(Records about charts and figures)
□ □ □ □ □ □ □

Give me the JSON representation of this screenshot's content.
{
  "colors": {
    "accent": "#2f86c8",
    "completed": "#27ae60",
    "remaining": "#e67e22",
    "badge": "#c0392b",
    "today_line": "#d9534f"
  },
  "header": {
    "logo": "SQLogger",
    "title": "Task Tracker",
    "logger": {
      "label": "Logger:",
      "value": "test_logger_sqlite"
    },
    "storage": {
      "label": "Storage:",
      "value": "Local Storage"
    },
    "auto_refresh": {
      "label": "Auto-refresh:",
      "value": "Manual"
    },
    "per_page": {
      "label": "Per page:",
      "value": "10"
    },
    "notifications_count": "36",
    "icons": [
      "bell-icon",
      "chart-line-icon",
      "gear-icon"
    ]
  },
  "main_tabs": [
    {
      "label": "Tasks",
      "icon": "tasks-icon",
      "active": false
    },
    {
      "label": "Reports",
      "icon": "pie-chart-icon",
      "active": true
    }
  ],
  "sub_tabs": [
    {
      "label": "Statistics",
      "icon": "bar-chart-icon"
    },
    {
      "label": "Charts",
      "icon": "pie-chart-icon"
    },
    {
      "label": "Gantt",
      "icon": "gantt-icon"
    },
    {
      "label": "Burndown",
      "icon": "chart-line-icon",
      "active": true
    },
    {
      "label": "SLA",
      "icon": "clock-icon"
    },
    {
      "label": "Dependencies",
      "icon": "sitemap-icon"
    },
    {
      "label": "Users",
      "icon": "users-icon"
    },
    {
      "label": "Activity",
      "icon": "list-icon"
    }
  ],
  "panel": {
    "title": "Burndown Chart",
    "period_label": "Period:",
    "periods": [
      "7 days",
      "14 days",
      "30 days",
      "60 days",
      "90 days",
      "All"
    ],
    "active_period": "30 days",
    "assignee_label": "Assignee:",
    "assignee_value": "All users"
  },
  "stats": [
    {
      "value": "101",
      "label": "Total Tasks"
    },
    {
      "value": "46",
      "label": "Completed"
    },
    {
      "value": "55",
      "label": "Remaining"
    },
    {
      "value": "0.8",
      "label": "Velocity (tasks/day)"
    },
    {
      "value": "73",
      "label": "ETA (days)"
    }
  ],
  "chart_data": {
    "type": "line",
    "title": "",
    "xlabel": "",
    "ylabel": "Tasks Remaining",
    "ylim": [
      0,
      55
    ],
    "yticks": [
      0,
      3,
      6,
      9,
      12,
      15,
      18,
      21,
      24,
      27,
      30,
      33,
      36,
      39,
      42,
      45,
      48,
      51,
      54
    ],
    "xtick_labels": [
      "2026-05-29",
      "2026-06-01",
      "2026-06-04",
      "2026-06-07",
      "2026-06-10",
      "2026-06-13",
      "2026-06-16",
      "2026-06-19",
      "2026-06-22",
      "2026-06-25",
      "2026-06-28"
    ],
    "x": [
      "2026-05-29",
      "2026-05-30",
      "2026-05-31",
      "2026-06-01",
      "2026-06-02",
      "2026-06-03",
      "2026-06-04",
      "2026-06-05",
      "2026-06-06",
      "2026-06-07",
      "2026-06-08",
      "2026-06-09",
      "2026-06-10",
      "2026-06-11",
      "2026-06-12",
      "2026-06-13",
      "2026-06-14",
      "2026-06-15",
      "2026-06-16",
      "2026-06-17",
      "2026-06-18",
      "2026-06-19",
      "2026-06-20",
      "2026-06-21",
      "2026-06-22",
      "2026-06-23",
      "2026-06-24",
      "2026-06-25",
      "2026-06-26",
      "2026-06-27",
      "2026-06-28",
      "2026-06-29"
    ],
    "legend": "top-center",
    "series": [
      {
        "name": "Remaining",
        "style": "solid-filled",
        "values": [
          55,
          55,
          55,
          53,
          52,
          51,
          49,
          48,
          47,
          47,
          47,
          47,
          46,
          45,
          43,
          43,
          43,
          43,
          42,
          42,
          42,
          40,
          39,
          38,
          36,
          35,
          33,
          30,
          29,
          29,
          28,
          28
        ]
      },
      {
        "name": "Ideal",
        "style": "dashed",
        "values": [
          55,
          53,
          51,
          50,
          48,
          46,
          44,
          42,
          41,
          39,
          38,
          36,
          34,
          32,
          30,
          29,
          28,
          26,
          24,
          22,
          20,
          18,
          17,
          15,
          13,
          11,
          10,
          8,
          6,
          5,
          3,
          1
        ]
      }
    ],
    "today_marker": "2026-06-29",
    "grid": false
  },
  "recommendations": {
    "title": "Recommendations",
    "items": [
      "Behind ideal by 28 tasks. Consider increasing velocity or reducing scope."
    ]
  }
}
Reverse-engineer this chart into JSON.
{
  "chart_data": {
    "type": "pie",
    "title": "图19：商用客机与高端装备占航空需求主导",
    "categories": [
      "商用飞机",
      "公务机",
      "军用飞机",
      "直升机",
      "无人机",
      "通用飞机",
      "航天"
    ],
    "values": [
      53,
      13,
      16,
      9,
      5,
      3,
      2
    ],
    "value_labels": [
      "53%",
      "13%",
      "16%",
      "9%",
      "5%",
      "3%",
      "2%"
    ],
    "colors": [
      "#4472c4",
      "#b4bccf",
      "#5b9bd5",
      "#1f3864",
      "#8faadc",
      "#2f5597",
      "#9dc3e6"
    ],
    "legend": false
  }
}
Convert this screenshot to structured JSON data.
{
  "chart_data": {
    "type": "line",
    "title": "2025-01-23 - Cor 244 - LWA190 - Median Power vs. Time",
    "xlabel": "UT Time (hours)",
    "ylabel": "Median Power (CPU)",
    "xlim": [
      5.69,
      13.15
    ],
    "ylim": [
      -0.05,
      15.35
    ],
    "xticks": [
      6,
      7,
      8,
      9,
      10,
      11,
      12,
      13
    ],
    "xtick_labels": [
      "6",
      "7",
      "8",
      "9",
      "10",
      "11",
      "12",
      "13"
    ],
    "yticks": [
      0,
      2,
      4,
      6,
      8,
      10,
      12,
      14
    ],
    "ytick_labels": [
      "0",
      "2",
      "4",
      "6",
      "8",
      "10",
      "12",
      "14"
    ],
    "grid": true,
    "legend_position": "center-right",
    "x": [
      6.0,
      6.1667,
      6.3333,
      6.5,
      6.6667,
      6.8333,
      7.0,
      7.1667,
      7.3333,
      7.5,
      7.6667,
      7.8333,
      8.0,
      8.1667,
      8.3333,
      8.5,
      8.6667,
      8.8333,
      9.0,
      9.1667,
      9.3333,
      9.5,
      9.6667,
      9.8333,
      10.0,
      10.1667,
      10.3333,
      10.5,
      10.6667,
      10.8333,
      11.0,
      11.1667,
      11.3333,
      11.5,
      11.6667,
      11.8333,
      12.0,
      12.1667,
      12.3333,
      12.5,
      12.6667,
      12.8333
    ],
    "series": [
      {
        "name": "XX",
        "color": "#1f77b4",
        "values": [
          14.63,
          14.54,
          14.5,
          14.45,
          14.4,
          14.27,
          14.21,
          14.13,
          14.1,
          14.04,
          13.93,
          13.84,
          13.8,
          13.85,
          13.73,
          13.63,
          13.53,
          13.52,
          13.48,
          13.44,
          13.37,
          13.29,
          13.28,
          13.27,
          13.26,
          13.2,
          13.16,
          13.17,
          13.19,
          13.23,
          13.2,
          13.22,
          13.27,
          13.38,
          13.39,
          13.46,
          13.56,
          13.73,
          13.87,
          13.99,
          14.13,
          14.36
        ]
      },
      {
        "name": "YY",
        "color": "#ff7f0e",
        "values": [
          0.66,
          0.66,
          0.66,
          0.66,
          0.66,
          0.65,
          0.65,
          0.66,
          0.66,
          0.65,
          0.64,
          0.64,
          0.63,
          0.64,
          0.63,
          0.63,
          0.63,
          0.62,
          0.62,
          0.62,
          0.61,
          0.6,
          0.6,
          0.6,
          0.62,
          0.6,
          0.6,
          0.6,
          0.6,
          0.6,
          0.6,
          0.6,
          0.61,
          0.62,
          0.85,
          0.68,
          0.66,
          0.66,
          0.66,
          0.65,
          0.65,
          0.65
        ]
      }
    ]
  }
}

□ □ □ □ □ □ □

What you need to do:
The answer is a single number, the count of lines in the records that contain the string "ylabel".

Correct output:
2